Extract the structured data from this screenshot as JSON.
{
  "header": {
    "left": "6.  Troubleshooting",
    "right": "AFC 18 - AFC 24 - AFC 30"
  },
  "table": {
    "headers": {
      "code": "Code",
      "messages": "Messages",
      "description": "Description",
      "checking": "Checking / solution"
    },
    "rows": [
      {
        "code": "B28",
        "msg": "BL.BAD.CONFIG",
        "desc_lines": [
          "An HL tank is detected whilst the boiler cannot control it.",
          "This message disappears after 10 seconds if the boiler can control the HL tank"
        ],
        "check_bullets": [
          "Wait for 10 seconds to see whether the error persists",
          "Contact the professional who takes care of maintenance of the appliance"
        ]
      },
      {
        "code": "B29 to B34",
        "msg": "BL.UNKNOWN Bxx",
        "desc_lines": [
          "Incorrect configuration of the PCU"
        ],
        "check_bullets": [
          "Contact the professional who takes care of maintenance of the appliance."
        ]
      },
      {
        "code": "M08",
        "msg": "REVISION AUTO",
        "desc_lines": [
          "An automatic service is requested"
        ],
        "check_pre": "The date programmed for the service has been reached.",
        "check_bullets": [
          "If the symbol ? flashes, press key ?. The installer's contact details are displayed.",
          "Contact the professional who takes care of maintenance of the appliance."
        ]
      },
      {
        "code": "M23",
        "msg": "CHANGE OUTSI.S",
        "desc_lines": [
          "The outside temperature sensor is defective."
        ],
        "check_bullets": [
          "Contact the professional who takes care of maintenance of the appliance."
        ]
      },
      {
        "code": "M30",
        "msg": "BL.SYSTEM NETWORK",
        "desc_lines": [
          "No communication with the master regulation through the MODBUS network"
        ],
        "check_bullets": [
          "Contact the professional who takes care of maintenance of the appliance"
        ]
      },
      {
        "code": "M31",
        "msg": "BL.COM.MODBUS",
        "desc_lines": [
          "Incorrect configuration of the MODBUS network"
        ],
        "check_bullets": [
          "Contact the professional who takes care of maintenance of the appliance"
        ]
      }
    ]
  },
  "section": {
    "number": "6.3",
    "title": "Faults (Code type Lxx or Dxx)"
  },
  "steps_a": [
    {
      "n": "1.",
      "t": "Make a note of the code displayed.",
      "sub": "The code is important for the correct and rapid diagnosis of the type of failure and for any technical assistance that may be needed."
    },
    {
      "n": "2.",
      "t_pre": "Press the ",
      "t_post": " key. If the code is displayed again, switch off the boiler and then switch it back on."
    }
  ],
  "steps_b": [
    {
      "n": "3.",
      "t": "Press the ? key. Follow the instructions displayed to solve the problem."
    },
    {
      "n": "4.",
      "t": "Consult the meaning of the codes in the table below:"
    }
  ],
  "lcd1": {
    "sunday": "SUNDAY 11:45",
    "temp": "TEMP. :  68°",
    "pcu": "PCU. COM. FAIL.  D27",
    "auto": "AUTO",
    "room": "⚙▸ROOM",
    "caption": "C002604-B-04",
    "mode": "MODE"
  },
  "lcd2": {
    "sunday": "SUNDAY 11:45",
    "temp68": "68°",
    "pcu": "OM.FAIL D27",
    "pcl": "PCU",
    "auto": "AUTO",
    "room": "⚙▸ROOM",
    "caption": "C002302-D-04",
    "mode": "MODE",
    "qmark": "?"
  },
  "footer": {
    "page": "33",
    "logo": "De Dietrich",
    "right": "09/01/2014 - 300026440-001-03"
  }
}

━━━━━━━━━━━━━━━━

**Your instructions**
Exactly as they are written, print the entries again.

**Result for this exercise**
Extract the structured data from this screenshot as JSON.
{
  "header": {
    "left": "6.  Troubleshooting",
    "right": "AFC 18 - AFC 24 - AFC 30"
  },
  "table": {
    "headers": {
      "code": "Code",
      "messages": "Messages",
      "description": "Description",
      "checking": "Checking / solution"
    },
    "rows": [
      {
        "code": "B28",
        "msg": "BL.BAD.CONFIG",
        "desc_lines": [
          "An HL tank is detected whilst the boiler cannot control it.",
          "This message disappears after 10 seconds if the boiler can control the HL tank"
        ],
        "check_bullets": [
          "Wait for 10 seconds to see whether the error persists",
          "Contact the professional who takes care of maintenance of the appliance"
        ]
      },
      {
        "code": "B29 to B34",
        "msg": "BL.UNKNOWN Bxx",
        "desc_lines": [
          "Incorrect configuration of the PCU"
        ],
        "check_bullets": [
          "Contact the professional who takes care of maintenance of the appliance."
        ]
      },
      {
        "code": "M08",
        "msg": "REVISION AUTO",
        "desc_lines": [
          "An automatic service is requested"
        ],
        "check_pre": "The date programmed for the service has been reached.",
        "check_bullets": [
          "If the symbol ? flashes, press key ?. The installer's contact details are displayed.",
          "Contact the professional who takes care of maintenance of the appliance."
        ]
      },
      {
        "code": "M23",
        "msg": "CHANGE OUTSI.S",
        "desc_lines": [
          "The outside temperature sensor is defective."
        ],
        "check_bullets": [
          "Contact the professional who takes care of maintenance of the appliance."
        ]
      },
      {
        "code": "M30",
        "msg": "BL.SYSTEM NETWORK",
        "desc_lines": [
          "No communication with the master regulation through the MODBUS network"
        ],
        "check_bullets": [
          "Contact the professional who takes care of maintenance of the appliance"
        ]
      },
      {
        "code": "M31",
        "msg": "BL.COM.MODBUS",
        "desc_lines": [
          "Incorrect configuration of the MODBUS network"
        ],
        "check_bullets": [
          "Contact the professional who takes care of maintenance of the appliance"
        ]
      }
    ]
  },
  "section": {
    "number": "6.3",
    "title": "Faults (Code type Lxx or Dxx)"
  },
  "steps_a": [
    {
      "n": "1.",
      "t": "Make a note of the code displayed.",
      "sub": "The code is important for the correct and rapid diagnosis of the type of failure and for any technical assistance that may be needed."
    },
    {
      "n": "2.",
      "t_pre": "Press the ",
      "t_post": " key. If the code is displayed again, switch off the boiler and then switch it back on."
    }
  ],
  "steps_b": [
    {
      "n": "3.",
      "t": "Press the ? key. Follow the instructions displayed to solve the problem."
    },
    {
      "n": "4.",
      "t": "Consult the meaning of the codes in the table below:"
    }
  ],
  "lcd1": {
    "sunday": "SUNDAY 11:45",
    "temp": "TEMP. :  68°",
    "pcu": "PCU. COM. FAIL.  D27",
    "auto": "AUTO",
    "room": "⚙▸ROOM",
    "caption": "C002604-B-04",
    "mode": "MODE"
  },
  "lcd2": {
    "sunday": "SUNDAY 11:45",
    "temp68": "68°",
    "pcu": "OM.FAIL D27",
    "pcl": "PCU",
    "auto": "AUTO",
    "room": "⚙▸ROOM",
    "caption": "C002302-D-04",
    "mode": "MODE",
    "qmark": "?"
  },
  "footer": {
    "page": "33",
    "logo": "De Dietrich",
    "right": "09/01/2014 - 300026440-001-03"
  }
}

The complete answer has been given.